— Start of Recorded information —

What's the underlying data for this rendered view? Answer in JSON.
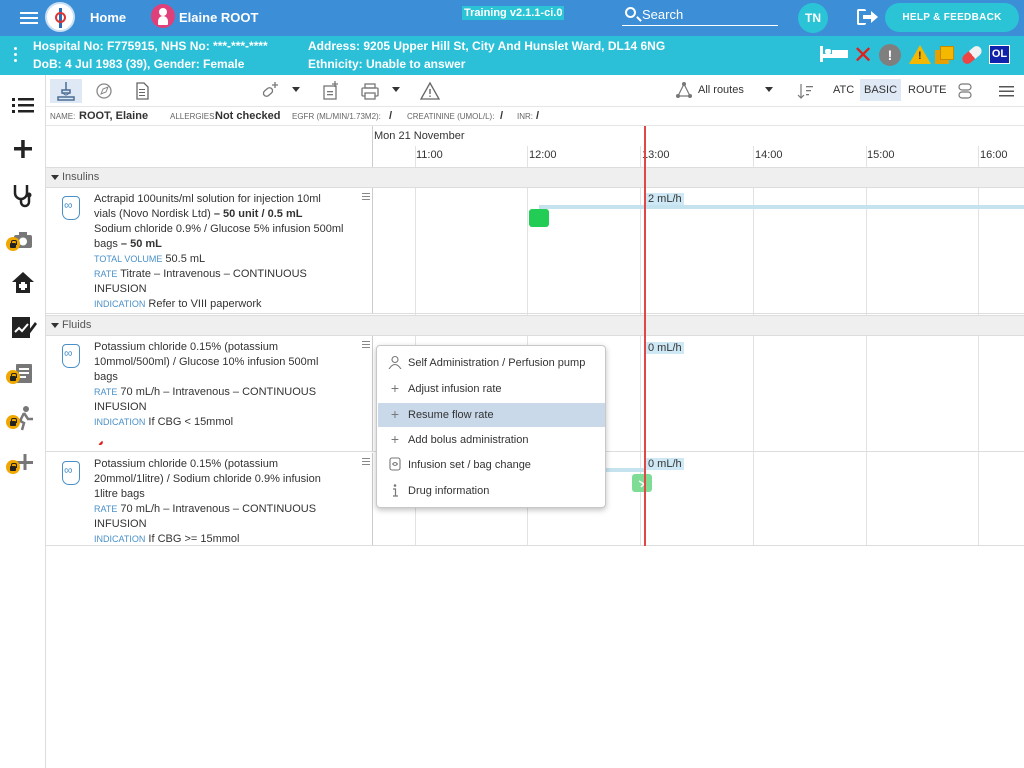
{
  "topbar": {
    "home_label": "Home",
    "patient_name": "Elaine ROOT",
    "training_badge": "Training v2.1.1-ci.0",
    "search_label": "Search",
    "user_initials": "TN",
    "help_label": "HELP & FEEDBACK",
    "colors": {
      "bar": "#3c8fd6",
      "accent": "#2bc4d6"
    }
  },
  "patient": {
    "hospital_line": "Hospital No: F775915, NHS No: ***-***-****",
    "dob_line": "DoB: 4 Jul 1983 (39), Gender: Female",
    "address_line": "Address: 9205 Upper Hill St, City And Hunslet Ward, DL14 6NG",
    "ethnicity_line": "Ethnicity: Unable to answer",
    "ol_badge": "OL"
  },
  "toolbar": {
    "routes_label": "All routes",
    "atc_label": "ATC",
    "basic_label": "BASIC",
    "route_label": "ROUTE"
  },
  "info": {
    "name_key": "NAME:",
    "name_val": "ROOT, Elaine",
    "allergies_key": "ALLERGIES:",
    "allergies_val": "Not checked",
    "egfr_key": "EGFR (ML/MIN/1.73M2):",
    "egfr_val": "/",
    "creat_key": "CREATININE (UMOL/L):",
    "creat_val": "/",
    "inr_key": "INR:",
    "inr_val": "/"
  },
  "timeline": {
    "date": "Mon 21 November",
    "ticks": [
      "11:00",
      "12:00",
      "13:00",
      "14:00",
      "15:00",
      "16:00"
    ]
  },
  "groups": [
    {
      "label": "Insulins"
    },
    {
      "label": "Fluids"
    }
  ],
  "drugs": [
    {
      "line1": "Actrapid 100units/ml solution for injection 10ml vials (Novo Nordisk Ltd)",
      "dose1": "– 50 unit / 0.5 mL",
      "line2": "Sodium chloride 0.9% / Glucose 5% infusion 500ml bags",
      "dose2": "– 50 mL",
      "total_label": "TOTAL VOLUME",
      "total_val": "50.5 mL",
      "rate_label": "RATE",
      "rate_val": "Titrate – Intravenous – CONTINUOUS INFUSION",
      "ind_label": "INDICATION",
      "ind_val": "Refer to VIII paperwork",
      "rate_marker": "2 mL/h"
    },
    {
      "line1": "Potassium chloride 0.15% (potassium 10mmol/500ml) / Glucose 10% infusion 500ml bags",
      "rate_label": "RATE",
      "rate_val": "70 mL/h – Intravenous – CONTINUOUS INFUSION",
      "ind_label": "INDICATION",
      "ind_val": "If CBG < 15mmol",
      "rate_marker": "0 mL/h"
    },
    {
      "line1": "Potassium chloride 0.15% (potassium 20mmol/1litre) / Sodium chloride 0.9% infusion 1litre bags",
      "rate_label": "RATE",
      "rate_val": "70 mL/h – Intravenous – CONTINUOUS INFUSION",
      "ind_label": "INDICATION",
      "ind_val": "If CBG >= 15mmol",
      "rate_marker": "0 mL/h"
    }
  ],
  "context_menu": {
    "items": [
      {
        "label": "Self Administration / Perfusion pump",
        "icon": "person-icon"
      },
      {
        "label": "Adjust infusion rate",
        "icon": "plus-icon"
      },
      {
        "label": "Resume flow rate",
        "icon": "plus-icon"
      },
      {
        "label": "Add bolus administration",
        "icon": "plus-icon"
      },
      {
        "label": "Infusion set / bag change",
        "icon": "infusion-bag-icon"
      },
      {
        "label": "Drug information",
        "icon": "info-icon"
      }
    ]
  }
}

— End of Recorded information —

[Short problem]: Your task is to return the entries above exactly, with no pictures.

[Final answer]:
What's the underlying data for this rendered view? Answer in JSON.
{
  "topbar": {
    "home_label": "Home",
    "patient_name": "Elaine ROOT",
    "training_badge": "Training v2.1.1-ci.0",
    "search_label": "Search",
    "user_initials": "TN",
    "help_label": "HELP & FEEDBACK",
    "colors": {
      "bar": "#3c8fd6",
      "accent": "#2bc4d6"
    }
  },
  "patient": {
    "hospital_line": "Hospital No: F775915, NHS No: ***-***-****",
    "dob_line": "DoB: 4 Jul 1983 (39), Gender: Female",
    "address_line": "Address: 9205 Upper Hill St, City And Hunslet Ward, DL14 6NG",
    "ethnicity_line": "Ethnicity: Unable to answer",
    "ol_badge": "OL"
  },
  "toolbar": {
    "routes_label": "All routes",
    "atc_label": "ATC",
    "basic_label": "BASIC",
    "route_label": "ROUTE"
  },
  "info": {
    "name_key": "NAME:",
    "name_val": "ROOT, Elaine",
    "allergies_key": "ALLERGIES:",
    "allergies_val": "Not checked",
    "egfr_key": "EGFR (ML/MIN/1.73M2):",
    "egfr_val": "/",
    "creat_key": "CREATININE (UMOL/L):",
    "creat_val": "/",
    "inr_key": "INR:",
    "inr_val": "/"
  },
  "timeline": {
    "date": "Mon 21 November",
    "ticks": [
      "11:00",
      "12:00",
      "13:00",
      "14:00",
      "15:00",
      "16:00"
    ]
  },
  "groups": [
    {
      "label": "Insulins"
    },
    {
      "label": "Fluids"
    }
  ],
  "drugs": [
    {
      "line1": "Actrapid 100units/ml solution for injection 10ml vials (Novo Nordisk Ltd)",
      "dose1": "– 50 unit / 0.5 mL",
      "line2": "Sodium chloride 0.9% / Glucose 5% infusion 500ml bags",
      "dose2": "– 50 mL",
      "total_label": "TOTAL VOLUME",
      "total_val": "50.5 mL",
      "rate_label": "RATE",
      "rate_val": "Titrate – Intravenous – CONTINUOUS INFUSION",
      "ind_label": "INDICATION",
      "ind_val": "Refer to VIII paperwork",
      "rate_marker": "2 mL/h"
    },
    {
      "line1": "Potassium chloride 0.15% (potassium 10mmol/500ml) / Glucose 10% infusion 500ml bags",
      "rate_label": "RATE",
      "rate_val": "70 mL/h – Intravenous – CONTINUOUS INFUSION",
      "ind_label": "INDICATION",
      "ind_val": "If CBG < 15mmol",
      "rate_marker": "0 mL/h"
    },
    {
      "line1": "Potassium chloride 0.15% (potassium 20mmol/1litre) / Sodium chloride 0.9% infusion 1litre bags",
      "rate_label": "RATE",
      "rate_val": "70 mL/h – Intravenous – CONTINUOUS INFUSION",
      "ind_label": "INDICATION",
      "ind_val": "If CBG >= 15mmol",
      "rate_marker": "0 mL/h"
    }
  ],
  "context_menu": {
    "items": [
      {
        "label": "Self Administration / Perfusion pump",
        "icon": "person-icon"
      },
      {
        "label": "Adjust infusion rate",
        "icon": "plus-icon"
      },
      {
        "label": "Resume flow rate",
        "icon": "plus-icon"
      },
      {
        "label": "Add bolus administration",
        "icon": "plus-icon"
      },
      {
        "label": "Infusion set / bag change",
        "icon": "infusion-bag-icon"
      },
      {
        "label": "Drug information",
        "icon": "info-icon"
      }
    ]
  }
}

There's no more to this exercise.